## [Problems to work on]
1. In the career-planning transcript, what local condition is said to drive up demand for urban planners, architects, construction managers, and civil engineers?
2. Carry on the career-planning transcript from its final sentence.

## [Supplied passage]
◇ ◇ ◇ ◇ ◇

Okay. How does that work?

SPEAKER_01

First, look at the micro level, your school subjects. What classes do you actually look forward to? What do you do in your free time when no one is forcing you to work?

SPEAKER_00

And then you look at the macro level. What is happening in the global economy? Because your personal interests don't exist in a vacuum.

SPEAKER_01

Right. They intersect with the real world.

SPEAKER_00

If you are interested in technology, you have to look at the massive systemic rise in artificial intelligence. If you are interested in engineering, you look at the global pivot toward green jobs and renewable energy.

SPEAKER_01

Aaron Ross Powell Because those macro trends directly impact the security and earning potential of your chosen field. And it happens on a local level, too. Well, if you live in a region experiencing a severe housing shortage, the economic demand for urban planners, architects, construction managers, and civil engineers just skyrocket.

SPEAKER_00

Oh, makes sense.

SPEAKER_01

Or if your city is pouring money into a new tourism initiative, hospitality and event management become incredibly lucrative and secure, you have to layer your personal interests over the realities of the market.

SPEAKER_00

The textbook uses a case study that really illustrates how this layering works. There is this student named Olivia.

◇ ◇ ◇ ◇ ◇

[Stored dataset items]
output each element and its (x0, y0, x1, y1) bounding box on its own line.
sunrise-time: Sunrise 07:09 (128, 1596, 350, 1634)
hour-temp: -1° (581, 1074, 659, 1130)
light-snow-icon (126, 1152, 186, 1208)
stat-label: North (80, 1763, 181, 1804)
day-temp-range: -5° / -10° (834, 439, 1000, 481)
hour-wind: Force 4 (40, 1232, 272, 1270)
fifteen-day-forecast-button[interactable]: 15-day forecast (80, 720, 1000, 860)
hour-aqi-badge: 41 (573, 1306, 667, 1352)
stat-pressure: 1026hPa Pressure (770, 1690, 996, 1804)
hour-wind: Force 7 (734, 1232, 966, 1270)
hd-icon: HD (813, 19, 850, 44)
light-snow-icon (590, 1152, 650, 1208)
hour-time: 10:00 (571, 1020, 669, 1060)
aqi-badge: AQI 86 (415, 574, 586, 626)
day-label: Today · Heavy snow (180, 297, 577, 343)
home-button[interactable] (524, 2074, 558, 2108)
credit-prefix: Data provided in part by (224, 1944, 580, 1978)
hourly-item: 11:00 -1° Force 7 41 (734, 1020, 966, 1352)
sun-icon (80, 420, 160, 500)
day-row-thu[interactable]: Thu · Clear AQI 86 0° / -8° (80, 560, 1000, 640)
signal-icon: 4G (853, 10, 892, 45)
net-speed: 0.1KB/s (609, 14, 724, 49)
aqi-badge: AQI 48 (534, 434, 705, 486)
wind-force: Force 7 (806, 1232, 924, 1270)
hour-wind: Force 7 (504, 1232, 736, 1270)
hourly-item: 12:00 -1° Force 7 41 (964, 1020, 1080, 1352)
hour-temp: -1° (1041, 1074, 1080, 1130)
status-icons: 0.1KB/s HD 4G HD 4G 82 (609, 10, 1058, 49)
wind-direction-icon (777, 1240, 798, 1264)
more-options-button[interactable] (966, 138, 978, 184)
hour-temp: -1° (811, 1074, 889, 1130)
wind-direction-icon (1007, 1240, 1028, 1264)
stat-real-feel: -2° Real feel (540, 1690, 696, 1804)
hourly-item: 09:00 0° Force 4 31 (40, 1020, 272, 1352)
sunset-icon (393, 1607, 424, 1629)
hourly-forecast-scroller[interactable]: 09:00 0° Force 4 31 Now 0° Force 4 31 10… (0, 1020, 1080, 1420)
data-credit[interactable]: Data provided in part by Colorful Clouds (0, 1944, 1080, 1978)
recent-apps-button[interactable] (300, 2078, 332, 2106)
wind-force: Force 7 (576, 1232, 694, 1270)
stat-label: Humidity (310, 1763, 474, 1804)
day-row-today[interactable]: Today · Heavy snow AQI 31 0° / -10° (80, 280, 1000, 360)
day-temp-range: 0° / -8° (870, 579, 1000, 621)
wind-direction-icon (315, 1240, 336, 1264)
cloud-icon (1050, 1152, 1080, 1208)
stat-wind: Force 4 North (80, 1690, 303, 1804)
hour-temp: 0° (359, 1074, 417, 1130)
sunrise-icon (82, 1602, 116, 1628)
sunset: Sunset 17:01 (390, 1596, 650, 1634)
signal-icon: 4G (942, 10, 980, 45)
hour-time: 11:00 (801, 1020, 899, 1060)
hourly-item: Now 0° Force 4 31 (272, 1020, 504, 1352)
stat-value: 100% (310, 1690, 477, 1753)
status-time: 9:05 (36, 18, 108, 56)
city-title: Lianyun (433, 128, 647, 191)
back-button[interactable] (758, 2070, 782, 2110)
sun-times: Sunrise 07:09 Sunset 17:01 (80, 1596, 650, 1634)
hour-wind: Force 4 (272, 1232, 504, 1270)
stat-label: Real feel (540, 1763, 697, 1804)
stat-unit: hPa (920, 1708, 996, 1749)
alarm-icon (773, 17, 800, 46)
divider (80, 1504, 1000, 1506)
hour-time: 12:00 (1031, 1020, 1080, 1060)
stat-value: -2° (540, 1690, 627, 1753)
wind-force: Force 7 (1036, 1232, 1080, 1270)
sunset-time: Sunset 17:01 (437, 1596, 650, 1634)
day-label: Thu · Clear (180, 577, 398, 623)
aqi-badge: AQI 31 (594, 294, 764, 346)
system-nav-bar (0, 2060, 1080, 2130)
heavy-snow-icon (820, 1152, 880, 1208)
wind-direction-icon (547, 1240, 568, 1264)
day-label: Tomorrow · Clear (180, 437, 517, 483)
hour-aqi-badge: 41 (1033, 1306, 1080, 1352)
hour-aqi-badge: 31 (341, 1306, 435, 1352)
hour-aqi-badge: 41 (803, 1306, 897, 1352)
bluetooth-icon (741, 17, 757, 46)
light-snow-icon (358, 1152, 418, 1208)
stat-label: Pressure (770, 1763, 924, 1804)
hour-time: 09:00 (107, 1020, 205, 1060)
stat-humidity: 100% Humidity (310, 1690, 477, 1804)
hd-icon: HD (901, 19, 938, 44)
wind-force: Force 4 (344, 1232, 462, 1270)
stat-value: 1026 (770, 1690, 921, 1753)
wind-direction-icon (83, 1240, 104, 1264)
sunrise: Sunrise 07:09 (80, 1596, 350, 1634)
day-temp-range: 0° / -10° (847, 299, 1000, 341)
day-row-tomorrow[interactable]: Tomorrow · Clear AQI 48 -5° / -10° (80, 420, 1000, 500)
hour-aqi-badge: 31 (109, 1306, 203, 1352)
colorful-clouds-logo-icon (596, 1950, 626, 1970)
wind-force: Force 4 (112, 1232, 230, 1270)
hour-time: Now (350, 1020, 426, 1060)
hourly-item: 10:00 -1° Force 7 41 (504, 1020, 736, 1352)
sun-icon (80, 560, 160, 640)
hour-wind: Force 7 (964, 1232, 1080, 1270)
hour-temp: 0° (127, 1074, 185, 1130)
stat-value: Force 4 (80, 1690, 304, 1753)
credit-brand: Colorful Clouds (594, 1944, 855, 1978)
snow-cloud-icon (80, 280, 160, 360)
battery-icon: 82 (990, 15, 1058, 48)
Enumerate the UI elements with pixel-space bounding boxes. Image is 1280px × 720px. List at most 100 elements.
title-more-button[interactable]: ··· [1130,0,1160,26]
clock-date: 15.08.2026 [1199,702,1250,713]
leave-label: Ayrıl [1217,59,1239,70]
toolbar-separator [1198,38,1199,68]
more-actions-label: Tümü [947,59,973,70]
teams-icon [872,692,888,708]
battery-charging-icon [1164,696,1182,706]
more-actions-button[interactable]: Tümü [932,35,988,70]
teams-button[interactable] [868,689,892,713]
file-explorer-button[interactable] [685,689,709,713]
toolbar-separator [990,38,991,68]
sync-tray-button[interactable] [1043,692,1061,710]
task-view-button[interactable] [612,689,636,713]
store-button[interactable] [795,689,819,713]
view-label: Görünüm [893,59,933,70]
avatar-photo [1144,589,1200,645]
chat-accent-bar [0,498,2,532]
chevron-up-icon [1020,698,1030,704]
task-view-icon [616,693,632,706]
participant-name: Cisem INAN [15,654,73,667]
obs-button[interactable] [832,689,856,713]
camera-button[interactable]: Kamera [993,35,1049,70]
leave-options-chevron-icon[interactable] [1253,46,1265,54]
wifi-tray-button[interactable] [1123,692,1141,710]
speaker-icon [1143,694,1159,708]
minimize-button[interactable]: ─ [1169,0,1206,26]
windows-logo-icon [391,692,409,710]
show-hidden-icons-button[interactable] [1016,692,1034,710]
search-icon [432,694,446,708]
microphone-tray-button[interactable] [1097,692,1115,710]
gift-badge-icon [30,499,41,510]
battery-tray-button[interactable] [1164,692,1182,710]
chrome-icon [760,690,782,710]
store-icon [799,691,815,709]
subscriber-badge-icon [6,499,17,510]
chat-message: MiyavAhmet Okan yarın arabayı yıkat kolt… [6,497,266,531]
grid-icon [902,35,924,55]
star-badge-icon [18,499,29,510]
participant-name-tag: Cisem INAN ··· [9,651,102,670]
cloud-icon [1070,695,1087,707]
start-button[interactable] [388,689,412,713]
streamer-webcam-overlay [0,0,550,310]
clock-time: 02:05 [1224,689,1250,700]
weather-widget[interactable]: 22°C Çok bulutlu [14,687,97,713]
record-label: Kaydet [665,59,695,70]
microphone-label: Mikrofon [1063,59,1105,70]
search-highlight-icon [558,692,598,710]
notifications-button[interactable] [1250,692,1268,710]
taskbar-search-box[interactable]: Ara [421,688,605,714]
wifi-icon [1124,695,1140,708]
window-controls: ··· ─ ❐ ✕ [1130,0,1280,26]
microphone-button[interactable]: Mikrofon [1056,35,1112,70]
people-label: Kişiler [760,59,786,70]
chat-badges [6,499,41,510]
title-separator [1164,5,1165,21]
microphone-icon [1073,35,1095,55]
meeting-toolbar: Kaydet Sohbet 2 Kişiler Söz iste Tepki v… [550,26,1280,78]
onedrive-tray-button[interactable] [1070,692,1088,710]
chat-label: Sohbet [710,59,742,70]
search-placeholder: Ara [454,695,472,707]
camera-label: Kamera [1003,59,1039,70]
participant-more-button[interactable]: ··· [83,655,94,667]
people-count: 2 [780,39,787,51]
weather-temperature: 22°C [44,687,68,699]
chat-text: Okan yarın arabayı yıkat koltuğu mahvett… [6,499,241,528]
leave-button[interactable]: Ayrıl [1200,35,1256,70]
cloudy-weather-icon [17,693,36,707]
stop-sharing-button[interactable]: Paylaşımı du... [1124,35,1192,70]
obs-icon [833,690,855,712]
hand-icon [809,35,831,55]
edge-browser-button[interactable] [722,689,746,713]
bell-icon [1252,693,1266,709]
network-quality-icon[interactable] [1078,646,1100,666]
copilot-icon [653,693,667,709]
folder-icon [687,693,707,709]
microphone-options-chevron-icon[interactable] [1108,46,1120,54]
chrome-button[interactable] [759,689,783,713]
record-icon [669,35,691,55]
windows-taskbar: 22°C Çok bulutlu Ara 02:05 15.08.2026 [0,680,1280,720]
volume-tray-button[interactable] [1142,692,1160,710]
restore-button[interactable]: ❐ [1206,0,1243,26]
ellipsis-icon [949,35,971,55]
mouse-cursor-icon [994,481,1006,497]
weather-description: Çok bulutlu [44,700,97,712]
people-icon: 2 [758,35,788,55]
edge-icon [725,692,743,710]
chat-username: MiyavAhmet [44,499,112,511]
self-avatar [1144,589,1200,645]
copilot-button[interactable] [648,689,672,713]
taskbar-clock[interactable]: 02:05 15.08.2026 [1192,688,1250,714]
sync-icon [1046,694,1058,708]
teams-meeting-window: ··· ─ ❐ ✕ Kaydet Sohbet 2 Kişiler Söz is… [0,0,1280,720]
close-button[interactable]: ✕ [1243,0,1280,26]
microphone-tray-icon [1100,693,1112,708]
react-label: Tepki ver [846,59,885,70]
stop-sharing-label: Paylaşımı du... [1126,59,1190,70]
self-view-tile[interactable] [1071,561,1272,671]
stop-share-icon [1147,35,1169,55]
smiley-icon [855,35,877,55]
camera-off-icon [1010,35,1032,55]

◇ ◇ ◇ ◇ ◇

## [Solved tasks]
1. Living in a region with a severe housing shortage.

2.
SPEAKER_01

Ah, yes, Olivia.

SPEAKER_00

She does her self-audit and isolates two core traits. She is highly creative and she gets a lot of energy from helping people. She is good at English and art, and she doesn't mind standing up and speaking in front of a room.

SPEAKER_01

Notice what she hasn't done though. She hasn't picked a job title.

SPEAKER_00

Right. She has just defined her core competencies. She has defined her genre.

SPEAKER_01

Exactly. And because she understands her core competencies, she's open to a massive variety of Job roles that utilize those exact same traits.

SPEAKER_00

What kind of roles?

SPEAKER_01

The text points out that Olivia could explore becoming a primary school teacher, working as a special needs assistant, or even pursuing a degree in media and communications.

SPEAKER_00

Those sounds so different.

SPEAKER_01

The daily mechanics of teaching a room full of children versus producing a radio segment are completely different, but they both fundamentally require a person who is creative, communicative, and focused on public service.

SPEAKER_00

Which naturally leads to the next massive question. Once Olivia has this list of potential jobs, like teaching, media, social work, how does she know which one will actually make her happy on a random Tuesday in November?

SPEAKER_01

That is the big question.

SPEAKER_00

You cannot commit four years and thousands of dollars to a degree in marine biology only to discover on your first day of work that you get chronically seasick.

SPEAKER_01

No, that would be a disaster.

SPEAKER_00

You have to test drive the reality of the job while you are still in senior cycle.

SPEAKER_01

And the concept of active research is heavily emphasized in the source material. We are not talking about passively scrolling through career websites.

SPEAKER_00

No, you have to get out there.

SPEAKER_01

We are talking about getting out into the physical world, attending career fairs with targeted questions, going to college open days, and actually walking the campus to see if you like the environment.

SPEAKER_00

Interviewing people in the role, too.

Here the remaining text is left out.